> _Exercício escrito_
Transcreva, por favor, o excerto sobre o regresso da Europa ao paganismo na íntegra e sem qualquer alteração.

> _Excerto do texto_
★ ★ ★ ★ ★

Nos mais variados ambientes de reflexão, de estudo e de partilha de ideias, já está lançado o debate: a Europa está a regressar ao paganismo. Nas últimas décadas, no continente europeu, operou-se uma mutação cultural, social e religiosa, em velocidade acelerada, e não para melhor. Um artigo sobre a palestra Isaiah Berlin, que se realiza todos os anos na Universidade de Oxford, em Inglaterra, fixou a minha atenção. Todos os anos um grande pensador mundial é convidado a fazer uma conferência sobre a atualidade. Em 2009, o convidado foi o Rabi Adin Steinsaltz, um rabino muito respeitado dentro e fora do mundo judaico. Sem que ninguém o esperasse, fulminou a assembleia: «vivemos hoje num mundo ocidental que está esvaziado do cristianismo e do judeo-cristianismo. E este vazio está agora a ser preenchido por outra coisa, e  essa outra coisa é o paganismo» e «a cultura em que vivemos hoje é uma cultura pagã que não é muito diferente da que prevalecia no mundo há cerca de 2500 anos». Estas afirmações geraram de imediato assombro e estupefação, mas o que é certo é que têm conquistado a concordância de um número cada vez mais alargado de estudiosos e de intelectuais.

★ ★ ★ ★ ★

> _Registos extraídos_
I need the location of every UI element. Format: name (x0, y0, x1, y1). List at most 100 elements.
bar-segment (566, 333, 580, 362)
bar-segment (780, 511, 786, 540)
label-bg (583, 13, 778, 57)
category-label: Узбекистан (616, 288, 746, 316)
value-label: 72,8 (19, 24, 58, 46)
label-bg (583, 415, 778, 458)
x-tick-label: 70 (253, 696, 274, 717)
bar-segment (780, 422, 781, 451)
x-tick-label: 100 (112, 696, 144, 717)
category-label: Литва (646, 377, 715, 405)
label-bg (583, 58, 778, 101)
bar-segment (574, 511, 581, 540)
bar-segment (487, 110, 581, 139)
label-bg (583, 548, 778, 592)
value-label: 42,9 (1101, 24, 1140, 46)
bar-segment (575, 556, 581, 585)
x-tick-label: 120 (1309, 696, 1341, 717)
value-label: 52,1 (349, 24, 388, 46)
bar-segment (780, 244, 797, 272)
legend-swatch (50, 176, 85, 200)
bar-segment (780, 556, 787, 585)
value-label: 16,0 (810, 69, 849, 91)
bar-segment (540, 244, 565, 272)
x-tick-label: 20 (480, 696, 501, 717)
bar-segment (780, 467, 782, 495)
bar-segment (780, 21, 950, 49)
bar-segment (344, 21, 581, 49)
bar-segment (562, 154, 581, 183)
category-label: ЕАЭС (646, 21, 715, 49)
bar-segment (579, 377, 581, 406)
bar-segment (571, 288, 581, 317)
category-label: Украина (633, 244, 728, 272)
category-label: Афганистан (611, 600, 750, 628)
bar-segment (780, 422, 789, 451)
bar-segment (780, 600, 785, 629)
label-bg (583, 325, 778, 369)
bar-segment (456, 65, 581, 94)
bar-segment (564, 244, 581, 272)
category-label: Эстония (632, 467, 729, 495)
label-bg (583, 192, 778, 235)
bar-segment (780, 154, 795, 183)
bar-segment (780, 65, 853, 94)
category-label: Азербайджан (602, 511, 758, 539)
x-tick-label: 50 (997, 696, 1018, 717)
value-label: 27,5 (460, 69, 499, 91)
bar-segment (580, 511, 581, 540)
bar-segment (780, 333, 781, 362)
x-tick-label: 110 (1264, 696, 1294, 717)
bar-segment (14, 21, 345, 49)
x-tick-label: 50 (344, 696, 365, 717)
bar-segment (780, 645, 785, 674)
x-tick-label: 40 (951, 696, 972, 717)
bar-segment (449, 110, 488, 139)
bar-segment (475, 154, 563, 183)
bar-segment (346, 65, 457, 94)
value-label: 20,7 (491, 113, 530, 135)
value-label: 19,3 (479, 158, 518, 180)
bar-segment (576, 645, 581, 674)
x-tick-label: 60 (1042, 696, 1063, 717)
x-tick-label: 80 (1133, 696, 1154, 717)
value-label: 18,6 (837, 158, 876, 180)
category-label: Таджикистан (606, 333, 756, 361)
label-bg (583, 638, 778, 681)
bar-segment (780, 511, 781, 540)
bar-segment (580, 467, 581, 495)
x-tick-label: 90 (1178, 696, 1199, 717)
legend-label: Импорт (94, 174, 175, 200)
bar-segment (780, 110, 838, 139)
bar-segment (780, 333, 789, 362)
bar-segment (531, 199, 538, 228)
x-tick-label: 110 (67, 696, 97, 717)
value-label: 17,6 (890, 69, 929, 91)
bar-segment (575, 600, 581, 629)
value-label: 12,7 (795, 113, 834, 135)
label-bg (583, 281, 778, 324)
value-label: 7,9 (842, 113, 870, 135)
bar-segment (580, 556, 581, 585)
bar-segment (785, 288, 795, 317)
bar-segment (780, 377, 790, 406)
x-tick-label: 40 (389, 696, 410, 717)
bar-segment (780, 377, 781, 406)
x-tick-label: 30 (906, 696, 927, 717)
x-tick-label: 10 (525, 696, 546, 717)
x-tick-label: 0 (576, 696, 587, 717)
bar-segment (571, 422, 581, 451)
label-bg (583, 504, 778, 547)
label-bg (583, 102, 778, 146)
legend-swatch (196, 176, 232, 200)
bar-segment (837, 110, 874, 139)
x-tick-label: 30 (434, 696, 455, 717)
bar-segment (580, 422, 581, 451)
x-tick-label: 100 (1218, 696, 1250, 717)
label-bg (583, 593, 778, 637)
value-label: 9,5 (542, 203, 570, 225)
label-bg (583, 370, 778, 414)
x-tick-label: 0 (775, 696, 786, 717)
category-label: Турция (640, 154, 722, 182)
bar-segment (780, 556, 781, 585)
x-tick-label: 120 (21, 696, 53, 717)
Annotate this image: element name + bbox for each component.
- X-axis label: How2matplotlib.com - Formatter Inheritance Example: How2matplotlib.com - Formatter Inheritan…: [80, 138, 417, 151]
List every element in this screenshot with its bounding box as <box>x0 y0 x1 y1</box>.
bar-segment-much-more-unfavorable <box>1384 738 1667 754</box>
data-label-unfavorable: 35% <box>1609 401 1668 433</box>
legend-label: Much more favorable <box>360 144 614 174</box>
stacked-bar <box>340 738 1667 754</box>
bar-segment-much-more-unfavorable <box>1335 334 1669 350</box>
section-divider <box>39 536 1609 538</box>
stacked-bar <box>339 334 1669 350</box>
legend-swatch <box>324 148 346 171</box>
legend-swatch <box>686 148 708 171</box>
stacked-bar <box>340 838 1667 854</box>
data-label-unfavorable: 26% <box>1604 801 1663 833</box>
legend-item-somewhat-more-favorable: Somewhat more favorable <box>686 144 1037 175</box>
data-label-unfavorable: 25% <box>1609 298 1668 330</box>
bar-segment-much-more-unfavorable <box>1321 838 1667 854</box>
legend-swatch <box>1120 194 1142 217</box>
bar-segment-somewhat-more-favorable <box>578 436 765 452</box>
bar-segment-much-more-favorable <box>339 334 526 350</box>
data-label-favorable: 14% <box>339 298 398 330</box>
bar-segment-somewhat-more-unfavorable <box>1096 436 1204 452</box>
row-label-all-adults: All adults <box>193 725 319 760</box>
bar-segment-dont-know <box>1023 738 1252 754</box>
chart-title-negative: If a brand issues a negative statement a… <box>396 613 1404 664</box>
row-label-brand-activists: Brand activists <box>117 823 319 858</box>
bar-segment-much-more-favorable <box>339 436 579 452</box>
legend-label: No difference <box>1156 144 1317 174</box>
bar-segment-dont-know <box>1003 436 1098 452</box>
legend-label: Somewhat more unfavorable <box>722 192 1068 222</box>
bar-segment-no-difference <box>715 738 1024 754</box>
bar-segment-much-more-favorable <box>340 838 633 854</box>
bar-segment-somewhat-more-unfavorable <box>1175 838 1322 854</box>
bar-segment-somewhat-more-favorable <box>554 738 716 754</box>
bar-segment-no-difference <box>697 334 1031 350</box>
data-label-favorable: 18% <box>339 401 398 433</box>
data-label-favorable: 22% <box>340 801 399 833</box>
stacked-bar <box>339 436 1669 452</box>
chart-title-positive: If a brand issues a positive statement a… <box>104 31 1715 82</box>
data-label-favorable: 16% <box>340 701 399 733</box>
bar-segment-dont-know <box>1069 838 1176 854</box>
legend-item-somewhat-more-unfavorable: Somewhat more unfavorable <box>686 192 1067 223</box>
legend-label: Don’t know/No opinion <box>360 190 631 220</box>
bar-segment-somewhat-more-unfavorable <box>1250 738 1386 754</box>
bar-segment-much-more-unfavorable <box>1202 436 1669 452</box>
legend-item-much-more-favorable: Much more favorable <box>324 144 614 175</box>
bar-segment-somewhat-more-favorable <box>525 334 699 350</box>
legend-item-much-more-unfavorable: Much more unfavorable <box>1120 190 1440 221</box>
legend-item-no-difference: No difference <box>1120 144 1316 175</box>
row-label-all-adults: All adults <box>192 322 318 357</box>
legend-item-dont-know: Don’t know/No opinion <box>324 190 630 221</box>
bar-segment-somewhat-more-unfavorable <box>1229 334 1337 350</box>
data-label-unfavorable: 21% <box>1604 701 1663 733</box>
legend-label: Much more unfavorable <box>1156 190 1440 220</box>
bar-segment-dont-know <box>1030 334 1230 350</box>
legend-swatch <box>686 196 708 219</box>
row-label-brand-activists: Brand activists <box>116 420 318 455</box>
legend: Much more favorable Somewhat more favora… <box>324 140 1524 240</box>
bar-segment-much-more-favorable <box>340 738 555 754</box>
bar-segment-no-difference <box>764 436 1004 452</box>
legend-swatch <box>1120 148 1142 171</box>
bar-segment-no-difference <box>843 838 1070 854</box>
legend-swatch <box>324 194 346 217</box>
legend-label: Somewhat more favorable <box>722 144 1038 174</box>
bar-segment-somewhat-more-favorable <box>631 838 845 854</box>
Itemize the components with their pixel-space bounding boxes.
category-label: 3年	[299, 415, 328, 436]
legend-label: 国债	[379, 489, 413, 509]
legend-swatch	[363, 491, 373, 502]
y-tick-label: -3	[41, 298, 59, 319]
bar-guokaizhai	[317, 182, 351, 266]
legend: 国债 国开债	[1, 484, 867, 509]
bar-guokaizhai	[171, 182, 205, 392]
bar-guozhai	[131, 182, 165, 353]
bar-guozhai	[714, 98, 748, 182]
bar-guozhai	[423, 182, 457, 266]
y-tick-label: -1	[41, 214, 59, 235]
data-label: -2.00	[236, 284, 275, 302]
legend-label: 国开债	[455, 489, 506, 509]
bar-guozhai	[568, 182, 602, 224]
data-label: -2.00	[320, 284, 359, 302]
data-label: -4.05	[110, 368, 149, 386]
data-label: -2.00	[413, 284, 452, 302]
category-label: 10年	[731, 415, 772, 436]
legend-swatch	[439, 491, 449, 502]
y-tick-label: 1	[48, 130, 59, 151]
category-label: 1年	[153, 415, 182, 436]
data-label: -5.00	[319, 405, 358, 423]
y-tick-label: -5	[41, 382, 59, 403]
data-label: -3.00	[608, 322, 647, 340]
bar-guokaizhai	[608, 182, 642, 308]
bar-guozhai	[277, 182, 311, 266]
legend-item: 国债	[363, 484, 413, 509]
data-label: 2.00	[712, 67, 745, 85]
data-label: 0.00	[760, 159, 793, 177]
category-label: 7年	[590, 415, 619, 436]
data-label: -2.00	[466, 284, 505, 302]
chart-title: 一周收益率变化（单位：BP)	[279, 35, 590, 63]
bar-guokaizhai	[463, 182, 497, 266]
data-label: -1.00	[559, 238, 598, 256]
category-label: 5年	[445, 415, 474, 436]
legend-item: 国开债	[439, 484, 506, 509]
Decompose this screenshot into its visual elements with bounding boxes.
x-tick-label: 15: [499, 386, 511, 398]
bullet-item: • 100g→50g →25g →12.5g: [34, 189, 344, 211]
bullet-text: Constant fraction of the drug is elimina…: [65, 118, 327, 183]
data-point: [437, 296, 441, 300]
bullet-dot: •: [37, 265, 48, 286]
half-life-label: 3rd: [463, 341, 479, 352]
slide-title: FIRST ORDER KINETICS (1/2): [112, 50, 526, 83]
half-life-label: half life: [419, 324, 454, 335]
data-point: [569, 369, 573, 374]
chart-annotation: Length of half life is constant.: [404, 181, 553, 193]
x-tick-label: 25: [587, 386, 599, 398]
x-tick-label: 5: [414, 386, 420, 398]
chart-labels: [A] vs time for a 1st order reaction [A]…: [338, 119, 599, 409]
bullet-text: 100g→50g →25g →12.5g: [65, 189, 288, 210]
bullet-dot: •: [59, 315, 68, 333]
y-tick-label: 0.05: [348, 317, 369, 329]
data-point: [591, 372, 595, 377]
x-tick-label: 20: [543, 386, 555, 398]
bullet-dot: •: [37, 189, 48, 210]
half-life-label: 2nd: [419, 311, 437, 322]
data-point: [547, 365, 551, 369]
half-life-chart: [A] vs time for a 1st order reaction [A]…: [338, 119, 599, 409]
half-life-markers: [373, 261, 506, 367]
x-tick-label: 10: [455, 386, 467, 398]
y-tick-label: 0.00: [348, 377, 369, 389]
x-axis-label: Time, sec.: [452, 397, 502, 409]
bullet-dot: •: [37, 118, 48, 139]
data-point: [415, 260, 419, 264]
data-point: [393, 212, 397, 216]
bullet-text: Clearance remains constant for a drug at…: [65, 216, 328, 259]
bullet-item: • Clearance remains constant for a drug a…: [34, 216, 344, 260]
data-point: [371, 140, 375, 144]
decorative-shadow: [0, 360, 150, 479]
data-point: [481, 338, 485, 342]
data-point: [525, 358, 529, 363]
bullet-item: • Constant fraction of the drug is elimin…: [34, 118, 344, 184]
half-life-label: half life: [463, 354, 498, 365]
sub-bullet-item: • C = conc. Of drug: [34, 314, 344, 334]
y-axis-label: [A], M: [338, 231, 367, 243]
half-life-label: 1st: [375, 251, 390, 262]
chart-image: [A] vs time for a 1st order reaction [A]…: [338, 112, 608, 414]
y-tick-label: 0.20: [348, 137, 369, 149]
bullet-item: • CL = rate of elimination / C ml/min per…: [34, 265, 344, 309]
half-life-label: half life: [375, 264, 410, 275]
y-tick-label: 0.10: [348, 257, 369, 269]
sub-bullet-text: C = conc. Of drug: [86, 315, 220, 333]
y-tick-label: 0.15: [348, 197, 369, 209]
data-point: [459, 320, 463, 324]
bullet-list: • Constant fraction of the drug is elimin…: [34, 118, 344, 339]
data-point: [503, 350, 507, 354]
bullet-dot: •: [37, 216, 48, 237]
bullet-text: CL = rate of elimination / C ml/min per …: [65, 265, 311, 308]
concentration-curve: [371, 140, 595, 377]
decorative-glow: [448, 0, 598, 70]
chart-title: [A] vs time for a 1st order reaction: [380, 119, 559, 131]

★ ★ ★ ★ ★

> _Resposta_
Nos mais variados ambientes de reflexão, de estudo e de partilha de ideias, já está lançado o debate: a Europa está a regressar ao paganismo. Nas últimas décadas, no continente europeu, operou-se uma mutação cultural, social e religiosa, em velocidade acelerada, e não para melhor. Um artigo sobre a palestra Isaiah Berlin, que se realiza todos os anos na Universidade de Oxford, em Inglaterra, fixou a minha atenção. Todos os anos um grande pensador mundial é convidado a fazer uma conferência sobre a atualidade. Em 2009, o convidado foi o Rabi Adin Steinsaltz, um rabino muito respeitado dentro e fora do mundo judaico. Sem que ninguém o esperasse, fulminou a assembleia: «vivemos hoje num mundo ocidental que está esvaziado do cristianismo e do judeo-cristianismo. E este vazio está agora a ser preenchido por outra coisa, e  essa outra coisa é o paganismo» e «a cultura em que vivemos hoje é uma cultura pagã que não é muito diferente da que prevalecia no mundo há cerca de 2500 anos». Estas afirmações geraram de imediato assombro e estupefação, mas o que é certo é que têm conquistado a concordância de um número cada vez mais alargado de estudiosos e de intelectuais.